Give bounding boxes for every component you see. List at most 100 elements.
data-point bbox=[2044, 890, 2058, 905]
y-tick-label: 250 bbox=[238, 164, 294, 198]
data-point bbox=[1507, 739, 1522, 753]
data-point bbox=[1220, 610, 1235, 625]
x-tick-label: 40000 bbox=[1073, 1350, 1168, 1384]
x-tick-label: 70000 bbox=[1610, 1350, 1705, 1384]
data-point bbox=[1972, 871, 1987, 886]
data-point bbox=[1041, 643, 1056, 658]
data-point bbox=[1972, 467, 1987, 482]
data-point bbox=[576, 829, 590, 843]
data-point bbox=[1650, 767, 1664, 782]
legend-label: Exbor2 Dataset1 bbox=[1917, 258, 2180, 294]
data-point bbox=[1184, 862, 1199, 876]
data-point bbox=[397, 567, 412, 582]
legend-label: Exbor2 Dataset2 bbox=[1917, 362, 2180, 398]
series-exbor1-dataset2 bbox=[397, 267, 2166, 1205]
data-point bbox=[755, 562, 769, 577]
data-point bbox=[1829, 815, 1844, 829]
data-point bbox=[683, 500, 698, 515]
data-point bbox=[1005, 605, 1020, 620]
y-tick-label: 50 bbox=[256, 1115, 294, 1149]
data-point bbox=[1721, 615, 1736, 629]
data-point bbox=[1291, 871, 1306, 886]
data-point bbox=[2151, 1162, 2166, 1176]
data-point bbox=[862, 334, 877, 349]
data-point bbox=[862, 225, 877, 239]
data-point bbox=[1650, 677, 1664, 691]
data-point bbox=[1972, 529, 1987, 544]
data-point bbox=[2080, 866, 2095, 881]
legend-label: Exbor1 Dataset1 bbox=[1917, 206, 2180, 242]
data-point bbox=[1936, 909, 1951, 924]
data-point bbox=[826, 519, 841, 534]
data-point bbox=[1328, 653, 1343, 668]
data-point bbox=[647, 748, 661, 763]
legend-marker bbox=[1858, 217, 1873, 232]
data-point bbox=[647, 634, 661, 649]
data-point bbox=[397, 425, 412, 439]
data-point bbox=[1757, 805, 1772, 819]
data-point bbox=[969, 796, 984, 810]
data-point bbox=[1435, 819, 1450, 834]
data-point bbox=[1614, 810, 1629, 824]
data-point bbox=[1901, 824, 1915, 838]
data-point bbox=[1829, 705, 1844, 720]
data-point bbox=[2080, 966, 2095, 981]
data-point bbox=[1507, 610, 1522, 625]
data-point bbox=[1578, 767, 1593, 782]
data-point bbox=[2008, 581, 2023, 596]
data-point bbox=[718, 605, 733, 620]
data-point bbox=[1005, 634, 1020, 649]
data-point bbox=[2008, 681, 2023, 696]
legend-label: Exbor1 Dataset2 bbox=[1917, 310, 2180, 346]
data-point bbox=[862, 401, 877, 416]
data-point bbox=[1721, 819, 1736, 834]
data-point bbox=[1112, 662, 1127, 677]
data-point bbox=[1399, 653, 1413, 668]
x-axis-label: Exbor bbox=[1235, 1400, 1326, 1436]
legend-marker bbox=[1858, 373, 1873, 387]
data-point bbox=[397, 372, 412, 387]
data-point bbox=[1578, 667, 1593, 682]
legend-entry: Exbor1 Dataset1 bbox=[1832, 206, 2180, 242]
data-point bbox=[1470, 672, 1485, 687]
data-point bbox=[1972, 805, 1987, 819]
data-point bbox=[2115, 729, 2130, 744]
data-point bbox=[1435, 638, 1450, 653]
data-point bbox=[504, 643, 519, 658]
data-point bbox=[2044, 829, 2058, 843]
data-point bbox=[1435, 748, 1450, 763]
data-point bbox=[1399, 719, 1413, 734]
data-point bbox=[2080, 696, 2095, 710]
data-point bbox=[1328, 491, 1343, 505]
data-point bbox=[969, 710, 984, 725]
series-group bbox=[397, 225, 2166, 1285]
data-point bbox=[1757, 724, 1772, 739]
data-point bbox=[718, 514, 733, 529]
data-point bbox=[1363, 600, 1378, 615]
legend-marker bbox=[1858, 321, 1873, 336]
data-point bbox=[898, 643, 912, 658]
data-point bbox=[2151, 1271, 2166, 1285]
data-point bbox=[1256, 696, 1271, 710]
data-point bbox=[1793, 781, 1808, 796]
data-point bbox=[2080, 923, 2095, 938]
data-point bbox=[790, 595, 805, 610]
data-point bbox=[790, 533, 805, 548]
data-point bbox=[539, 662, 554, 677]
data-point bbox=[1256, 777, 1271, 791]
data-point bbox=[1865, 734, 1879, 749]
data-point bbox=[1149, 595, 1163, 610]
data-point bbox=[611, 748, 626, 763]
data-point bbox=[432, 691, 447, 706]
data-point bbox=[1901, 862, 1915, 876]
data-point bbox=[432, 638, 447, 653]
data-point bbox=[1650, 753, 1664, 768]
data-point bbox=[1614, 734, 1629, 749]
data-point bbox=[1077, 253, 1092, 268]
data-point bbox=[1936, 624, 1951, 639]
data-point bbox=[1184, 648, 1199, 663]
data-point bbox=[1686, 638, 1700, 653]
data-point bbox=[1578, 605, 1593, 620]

§ **DIRECTIVE**
Convert every line above into a JSON list of strings, one string per line, leaving out any blank lines.

§ **TASK RESULT**
[
  "Give bounding boxes for every component you see. List at most 100 elements.",
  "data-point bbox=[2044, 890, 2058, 905]",
  "y-tick-label: 250 bbox=[238, 164, 294, 198]",
  "data-point bbox=[1507, 739, 1522, 753]",
  "data-point bbox=[1220, 610, 1235, 625]",
  "x-tick-label: 40000 bbox=[1073, 1350, 1168, 1384]",
  "x-tick-label: 70000 bbox=[1610, 1350, 1705, 1384]",
  "data-point bbox=[1972, 871, 1987, 886]",
  "data-point bbox=[1041, 643, 1056, 658]",
  "data-point bbox=[1972, 467, 1987, 482]",
  "data-point bbox=[576, 829, 590, 843]",
  "data-point bbox=[1650, 767, 1664, 782]",
  "legend-label: Exbor2 Dataset1 bbox=[1917, 258, 2180, 294]",
  "data-point bbox=[1184, 862, 1199, 876]",
  "data-point bbox=[397, 567, 412, 582]",
  "legend-label: Exbor2 Dataset2 bbox=[1917, 362, 2180, 398]",
  "series-exbor1-dataset2 bbox=[397, 267, 2166, 1205]",
  "data-point bbox=[755, 562, 769, 577]",
  "data-point bbox=[1829, 815, 1844, 829]",
  "data-point bbox=[683, 500, 698, 515]",
  "data-point bbox=[1005, 605, 1020, 620]",
  "y-tick-label: 50 bbox=[256, 1115, 294, 1149]",
  "data-point bbox=[1721, 615, 1736, 629]",
  "data-point bbox=[1291, 871, 1306, 886]",
  "data-point bbox=[2151, 1162, 2166, 1176]",
  "data-point bbox=[862, 334, 877, 349]",
  "data-point bbox=[862, 225, 877, 239]",
  "data-point bbox=[1650, 677, 1664, 691]",
  "data-point bbox=[1972, 529, 1987, 544]",
  "data-point bbox=[2080, 866, 2095, 881]",
  "legend-label: Exbor1 Dataset1 bbox=[1917, 206, 2180, 242]",
  "data-point bbox=[1936, 909, 1951, 924]",
  "data-point bbox=[826, 519, 841, 534]",
  "data-point bbox=[1328, 653, 1343, 668]",
  "data-point bbox=[647, 748, 661, 763]",
  "legend-marker bbox=[1858, 217, 1873, 232]",
  "data-point bbox=[647, 634, 661, 649]",
  "data-point bbox=[397, 425, 412, 439]",
  "data-point bbox=[1757, 805, 1772, 819]",
  "data-point bbox=[969, 796, 984, 810]",
  "data-point bbox=[1435, 819, 1450, 834]",
  "data-point bbox=[1614, 810, 1629, 824]",
  "data-point bbox=[1901, 824, 1915, 838]",
  "data-point bbox=[1829, 705, 1844, 720]",
  "data-point bbox=[2080, 966, 2095, 981]",
  "data-point bbox=[1507, 610, 1522, 625]",
  "data-point bbox=[1578, 767, 1593, 782]",
  "data-point bbox=[2008, 581, 2023, 596]",
  "data-point bbox=[718, 605, 733, 620]",
  "data-point bbox=[1005, 634, 1020, 649]",
  "data-point bbox=[2008, 681, 2023, 696]",
  "legend-label: Exbor1 Dataset2 bbox=[1917, 310, 2180, 346]",
  "data-point bbox=[862, 401, 877, 416]",
  "data-point bbox=[1721, 819, 1736, 834]",
  "data-point bbox=[1112, 662, 1127, 677]",
  "data-point bbox=[1399, 653, 1413, 668]",
  "x-axis-label: Exbor bbox=[1235, 1400, 1326, 1436]",
  "legend-marker bbox=[1858, 373, 1873, 387]",
  "data-point bbox=[397, 372, 412, 387]",
  "data-point bbox=[1578, 667, 1593, 682]",
  "legend-entry: Exbor1 Dataset1 bbox=[1832, 206, 2180, 242]",
  "data-point bbox=[1470, 672, 1485, 687]",
  "data-point bbox=[1972, 805, 1987, 819]",
  "data-point bbox=[2115, 729, 2130, 744]",
  "data-point bbox=[1435, 638, 1450, 653]",
  "data-point bbox=[504, 643, 519, 658]",
  "data-point bbox=[2044, 829, 2058, 843]",
  "data-point bbox=[1435, 748, 1450, 763]",
  "data-point bbox=[1399, 719, 1413, 734]",
  "data-point bbox=[2080, 696, 2095, 710]",
  "data-point bbox=[1328, 491, 1343, 505]",
  "data-point bbox=[969, 710, 984, 725]",
  "series-group bbox=[397, 225, 2166, 1285]",
  "data-point bbox=[1757, 724, 1772, 739]",
  "data-point bbox=[718, 514, 733, 529]",
  "data-point bbox=[1363, 600, 1378, 615]",
  "legend-marker bbox=[1858, 321, 1873, 336]",
  "data-point bbox=[898, 643, 912, 658]",
  "data-point bbox=[2151, 1271, 2166, 1285]",
  "data-point bbox=[1256, 696, 1271, 710]",
  "data-point bbox=[1793, 781, 1808, 796]",
  "data-point bbox=[2080, 923, 2095, 938]",
  "data-point bbox=[790, 595, 805, 610]",
  "data-point bbox=[790, 533, 805, 548]",
  "data-point bbox=[539, 662, 554, 677]",
  "data-point bbox=[1256, 777, 1271, 791]",
  "data-point bbox=[1865, 734, 1879, 749]",
  "data-point bbox=[1149, 595, 1163, 610]",
  "data-point bbox=[611, 748, 626, 763]",
  "data-point bbox=[432, 691, 447, 706]",
  "data-point bbox=[1901, 862, 1915, 876]",
  "data-point bbox=[432, 638, 447, 653]",
  "data-point bbox=[1650, 753, 1664, 768]",
  "data-point bbox=[1614, 734, 1629, 749]",
  "data-point bbox=[1077, 253, 1092, 268]",
  "data-point bbox=[1936, 624, 1951, 639]",
  "data-point bbox=[1184, 648, 1199, 663]",
  "data-point bbox=[1686, 638, 1700, 653]",
  "data-point bbox=[1578, 605, 1593, 620]"
]